**GOAL**
Whenever a line contains the string "color", copy it out of the entries.

**RECORD SET**

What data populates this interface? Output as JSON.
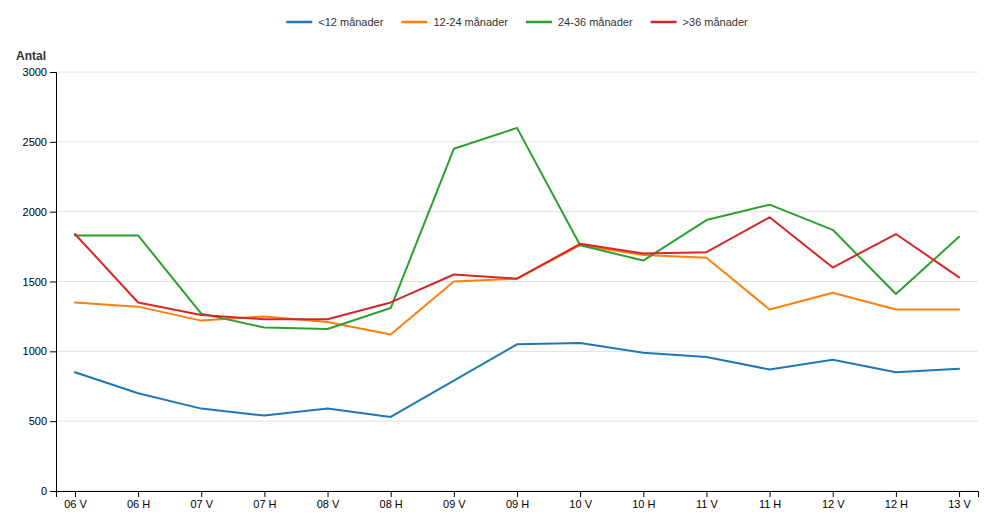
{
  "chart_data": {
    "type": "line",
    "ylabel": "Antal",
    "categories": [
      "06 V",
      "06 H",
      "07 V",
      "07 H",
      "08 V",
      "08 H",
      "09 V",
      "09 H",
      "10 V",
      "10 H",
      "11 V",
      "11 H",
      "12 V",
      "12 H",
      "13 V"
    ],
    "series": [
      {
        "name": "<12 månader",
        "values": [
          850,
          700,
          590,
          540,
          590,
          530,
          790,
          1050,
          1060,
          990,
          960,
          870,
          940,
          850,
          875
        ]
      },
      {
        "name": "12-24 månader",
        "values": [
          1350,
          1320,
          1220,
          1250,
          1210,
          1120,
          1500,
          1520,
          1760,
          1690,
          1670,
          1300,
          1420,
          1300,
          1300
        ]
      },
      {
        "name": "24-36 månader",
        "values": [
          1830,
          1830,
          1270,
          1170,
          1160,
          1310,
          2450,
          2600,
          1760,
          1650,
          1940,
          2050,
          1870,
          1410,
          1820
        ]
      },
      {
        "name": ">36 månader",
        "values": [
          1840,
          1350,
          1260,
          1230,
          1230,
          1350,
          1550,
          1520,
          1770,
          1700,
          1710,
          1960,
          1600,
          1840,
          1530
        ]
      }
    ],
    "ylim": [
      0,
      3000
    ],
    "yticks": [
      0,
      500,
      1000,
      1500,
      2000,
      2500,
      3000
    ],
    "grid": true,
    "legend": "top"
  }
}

==

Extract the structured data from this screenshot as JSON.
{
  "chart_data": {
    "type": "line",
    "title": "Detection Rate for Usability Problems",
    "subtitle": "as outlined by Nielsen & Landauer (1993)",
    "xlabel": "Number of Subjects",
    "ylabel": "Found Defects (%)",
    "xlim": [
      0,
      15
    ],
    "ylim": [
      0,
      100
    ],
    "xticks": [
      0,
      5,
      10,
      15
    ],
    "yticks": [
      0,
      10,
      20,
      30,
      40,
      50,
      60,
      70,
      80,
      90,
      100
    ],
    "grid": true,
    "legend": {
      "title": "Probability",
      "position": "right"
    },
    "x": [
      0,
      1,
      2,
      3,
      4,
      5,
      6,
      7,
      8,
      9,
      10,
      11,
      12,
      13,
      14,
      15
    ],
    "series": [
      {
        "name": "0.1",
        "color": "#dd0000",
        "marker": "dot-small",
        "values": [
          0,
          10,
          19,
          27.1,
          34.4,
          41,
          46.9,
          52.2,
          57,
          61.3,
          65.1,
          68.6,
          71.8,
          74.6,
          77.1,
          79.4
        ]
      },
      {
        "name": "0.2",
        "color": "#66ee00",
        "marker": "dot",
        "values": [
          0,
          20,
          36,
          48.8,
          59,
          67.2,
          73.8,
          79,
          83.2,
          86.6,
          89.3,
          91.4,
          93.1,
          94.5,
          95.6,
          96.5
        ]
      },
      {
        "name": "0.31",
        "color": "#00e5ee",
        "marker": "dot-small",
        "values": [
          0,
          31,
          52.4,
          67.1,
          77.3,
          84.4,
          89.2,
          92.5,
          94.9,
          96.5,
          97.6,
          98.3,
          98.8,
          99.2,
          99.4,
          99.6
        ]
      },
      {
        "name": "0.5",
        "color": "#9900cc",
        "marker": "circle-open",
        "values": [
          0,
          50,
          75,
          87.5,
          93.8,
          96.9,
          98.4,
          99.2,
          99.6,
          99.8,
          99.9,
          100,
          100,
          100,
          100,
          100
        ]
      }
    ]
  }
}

**COMPLETED EXERCISE**
        "color": "#dd0000",
        "color": "#66ee00",
        "color": "#00e5ee",
        "color": "#9900cc",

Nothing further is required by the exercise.